Recorded data:
>>>

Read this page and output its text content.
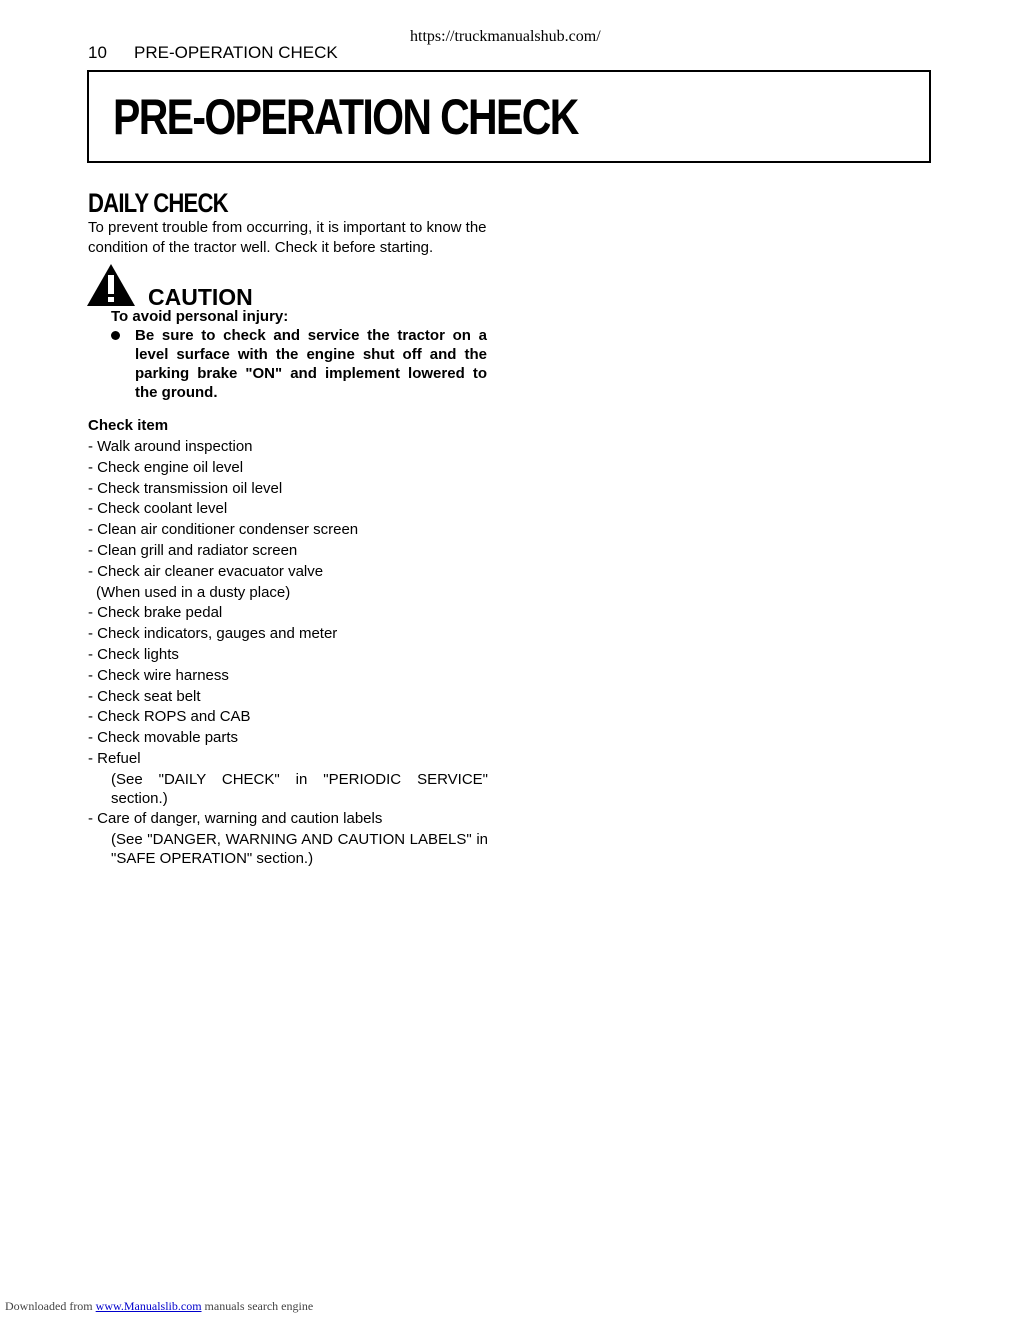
https://truckmanualshub.com/
10 PRE-OPERATION CHECK
PRE-OPERATION CHECK
DAILY CHECK
To prevent trouble from occurring, it is important to know the condition of the tractor well. Check it before starting.
CAUTION
To avoid personal injury:
Be sure to check and service the tractor on a level surface with the engine shut off and the parking brake "ON" and implement lowered to the ground.
Check item
- Walk around inspection
- Check engine oil level
- Check transmission oil level
- Check coolant level
- Clean air conditioner condenser screen
- Clean grill and radiator screen
- Check air cleaner evacuator valve
(When used in a dusty place)
- Check brake pedal
- Check indicators, gauges and meter
- Check lights
- Check wire harness
- Check seat belt
- Check ROPS and CAB
- Check movable parts
- Refuel
(See "DAILY CHECK" in "PERIODIC SERVICE" section.)
- Care of danger, warning and caution labels
(See "DANGER, WARNING AND CAUTION LABELS" in "SAFE OPERATION" section.)
Downloaded from www.Manualslib.com manuals search engine
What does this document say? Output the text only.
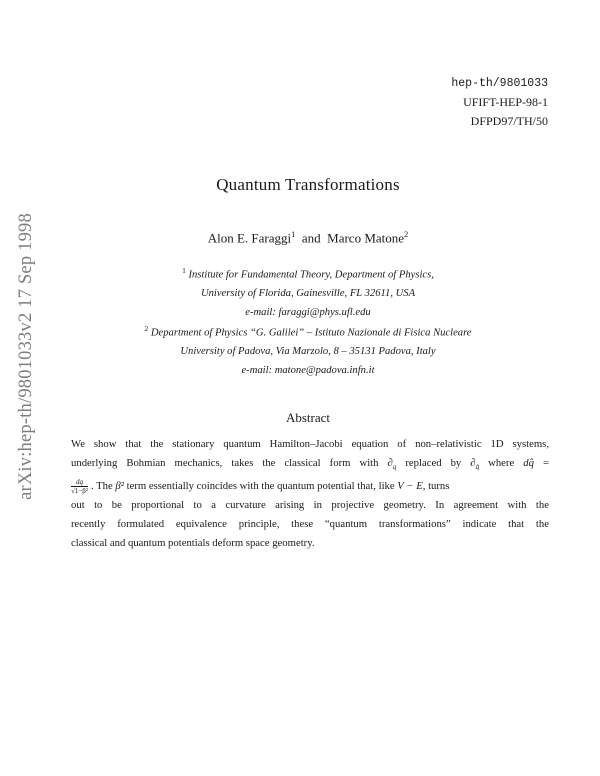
arXiv:hep-th/9801033v2 17 Sep 1998
hep-th/9801033
UFIFT-HEP-98-1
DFPD97/TH/50
Quantum Transformations
Alon E. Faraggi$^1$ and Marco Matone$^2$
$^1$ Institute for Fundamental Theory, Department of Physics,
University of Florida, Gainesville, FL 32611, USA
e-mail: faraggi@phys.ufl.edu
$^2$ Department of Physics “G. Galilei” – Istituto Nazionale di Fisica Nucleare
University of Padova, Via Marzolo, 8 – 35131 Padova, Italy
e-mail: matone@padova.infn.it
Abstract
We show that the stationary quantum Hamilton–Jacobi equation of non–relativistic 1D systems,
underlying Bohmian mechanics, takes the classical form with $\partial_q$ replaced by $\partial_{q̂}$ where dq̂ =
$\frac{dq}{\text{√1−β²}}$ . The β² term essentially coincides with the quantum potential that, like V − E, turns
out to be proportional to a curvature arising in projective geometry. In agreement with the
recently formulated equivalence principle, these “quantum transformations” indicate that the
classical and quantum potentials deform space geometry.
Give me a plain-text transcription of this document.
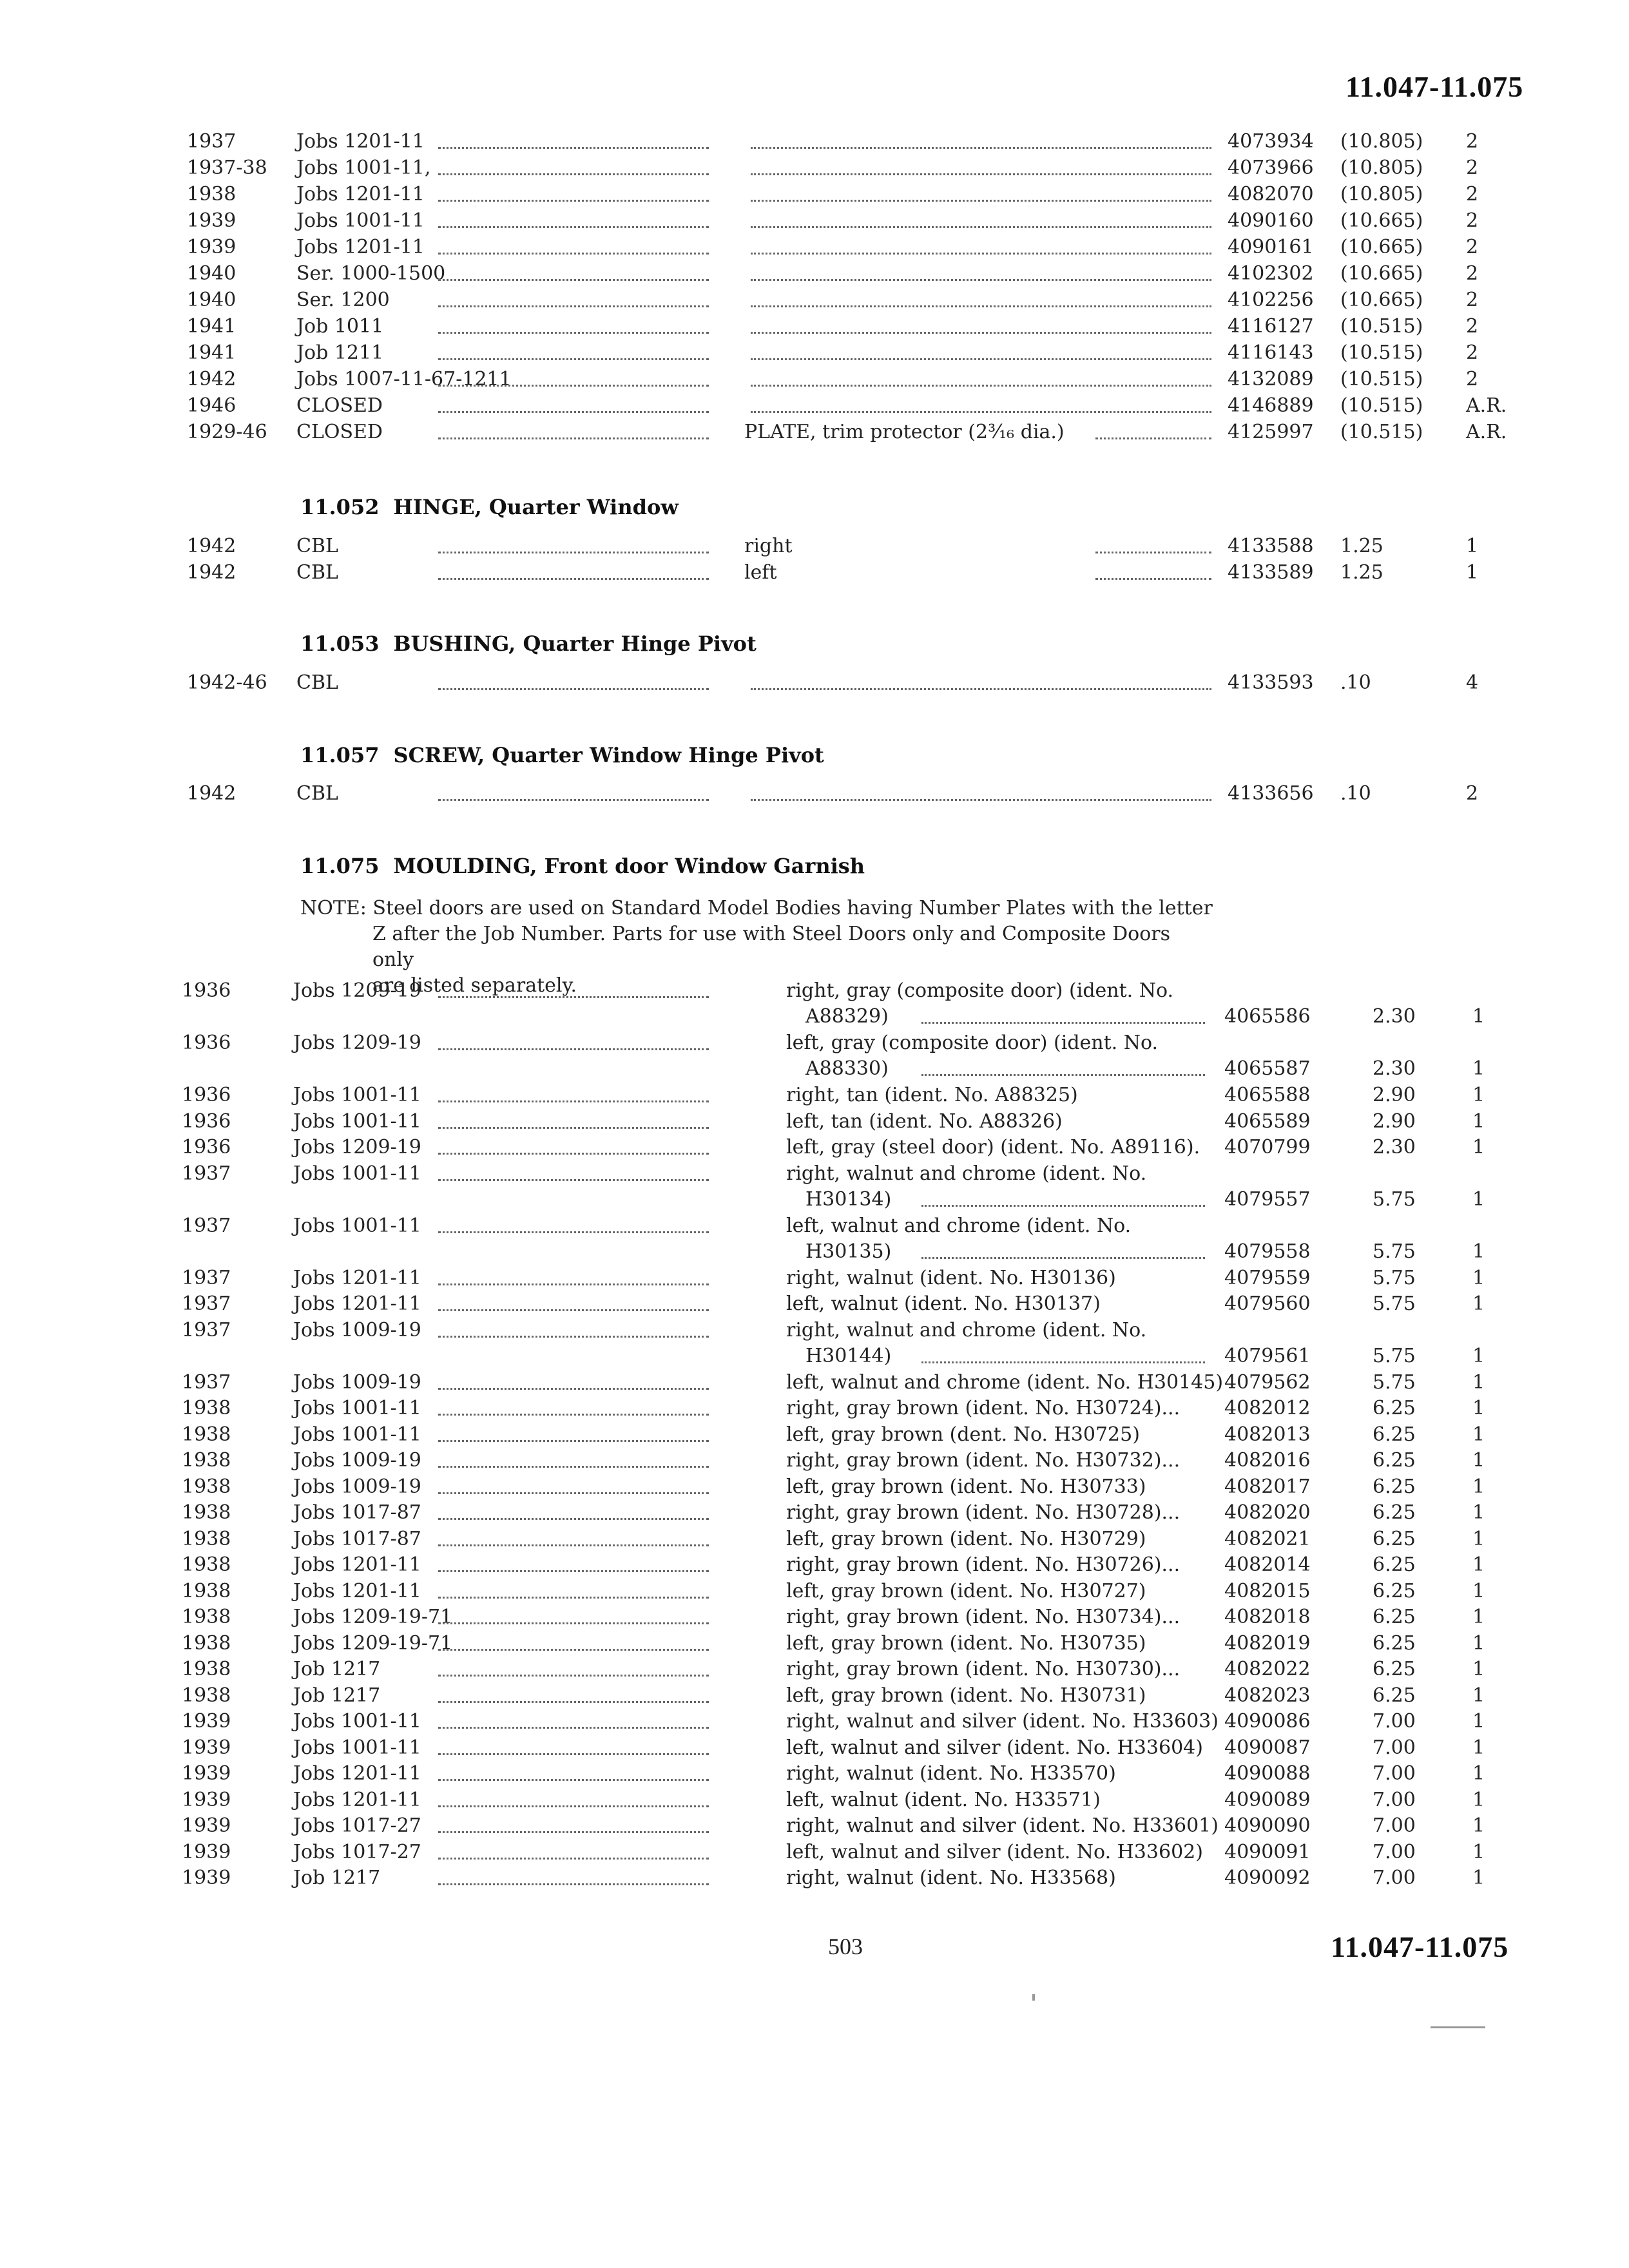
11.047-11.075
1937	Jobs 1201-11	4073934 (10.805) 2
1937-38 Jobs 1001-11,	4073966 (10.805) 2
1938	Jobs 1201-11	4082070 (10.805) 2
1939	Jobs 1001-11	4090160 (10.665) 2
1939	Jobs 1201-11	4090161 (10.665) 2
1940	Ser. 1000-1500	4102302 (10.665) 2
1940	Ser. 1200	4102256 (10.665) 2
1941	Job 1011	4116127 (10.515) 2
1941	Job 1211	4116143 (10.515) 2
1942	Jobs 1007-11-67-1211	4132089 (10.515) 2
1946	CLOSED	4146889 (10.515) A.R.
1929-46 CLOSED	PLATE, trim protector (2³⁄₁₆ dia.)	4125997 (10.515) A.R.
11.052 HINGE, Quarter Window
1942	CBL	right	4133588 1.25	1
1942	CBL	left	4133589 1.25	1
11.053 BUSHING, Quarter Hinge Pivot
1942-46 CBL	4133593 .10	4
11.057 SCREW, Quarter Window Hinge Pivot
1942	CBL	4133656 .10	2
11.075 MOULDING, Front door Window Garnish
NOTE: Steel doors are used on Standard Model Bodies having Number Plates with the letter
Z after the Job Number. Parts for use with Steel Doors only and Composite Doors only
are listed separately.
1936	Jobs 1209-19	right, gray (composite door) (ident. No.
A88329)	4065586	2.30	1
1936	Jobs 1209-19	left, gray (composite door) (ident. No.
A88330)	4065587	2.30	1
1936	Jobs 1001-11	right, tan (ident. No. A88325)	4065588	2.90	1
1936	Jobs 1001-11	left, tan (ident. No. A88326)	4065589	2.90	1
1936	Jobs 1209-19	left, gray (steel door) (ident. No. A89116). 4070799	2.30	1
1937	Jobs 1001-11	right, walnut and chrome (ident. No.
H30134)	4079557	5.75	1
1937	Jobs 1001-11	left, walnut and chrome (ident. No.
H30135)	4079558	5.75	1
1937	Jobs 1201-11	right, walnut (ident. No. H30136)	4079559	5.75	1
1937	Jobs 1201-11	left, walnut (ident. No. H30137)	4079560	5.75	1
1937	Jobs 1009-19	right, walnut and chrome (ident. No.
H30144)	4079561	5.75	1
1937	Jobs 1009-19	left, walnut and chrome (ident. No. H30145) 4079562	5.75	1
1938	Jobs 1001-11	right, gray brown (ident. No. H30724)... 4082012	6.25	1
1938	Jobs 1001-11	left, gray brown (dent. No. H30725)	4082013	6.25	1
1938	Jobs 1009-19	right, gray brown (ident. No. H30732)... 4082016	6.25	1
1938	Jobs 1009-19	left, gray brown (ident. No. H30733)	4082017	6.25	1
1938	Jobs 1017-87	right, gray brown (ident. No. H30728)... 4082020	6.25	1
1938	Jobs 1017-87	left, gray brown (ident. No. H30729)	4082021	6.25	1
1938	Jobs 1201-11	right, gray brown (ident. No. H30726)... 4082014	6.25	1
1938	Jobs 1201-11	left, gray brown (ident. No. H30727)	4082015	6.25	1
1938	Jobs 1209-19-71	right, gray brown (ident. No. H30734)... 4082018	6.25	1
1938	Jobs 1209-19-71	left, gray brown (ident. No. H30735)	4082019	6.25	1
1938	Job 1217	right, gray brown (ident. No. H30730)... 4082022	6.25	1
1938	Job 1217	left, gray brown (ident. No. H30731)	4082023	6.25	1
1939	Jobs 1001-11	right, walnut and silver (ident. No. H33603) 4090086	7.00	1
1939	Jobs 1001-11	left, walnut and silver (ident. No. H33604) 4090087	7.00	1
1939	Jobs 1201-11	right, walnut (ident. No. H33570)	4090088	7.00	1
1939	Jobs 1201-11	left, walnut (ident. No. H33571)	4090089	7.00	1
1939	Jobs 1017-27	right, walnut and silver (ident. No. H33601) 4090090	7.00	1
1939	Jobs 1017-27	left, walnut and silver (ident. No. H33602) 4090091	7.00	1
1939	Job 1217	right, walnut (ident. No. H33568)	4090092	7.00	1
503	11.047-11.075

<<<

* [Written exercise]
Identify each line in the entries with the word "mail" and copy it.

* [Solution to this exercise]
e-mail: faraggi@phys.ufl.edu
e-mail: matone@padova.infn.it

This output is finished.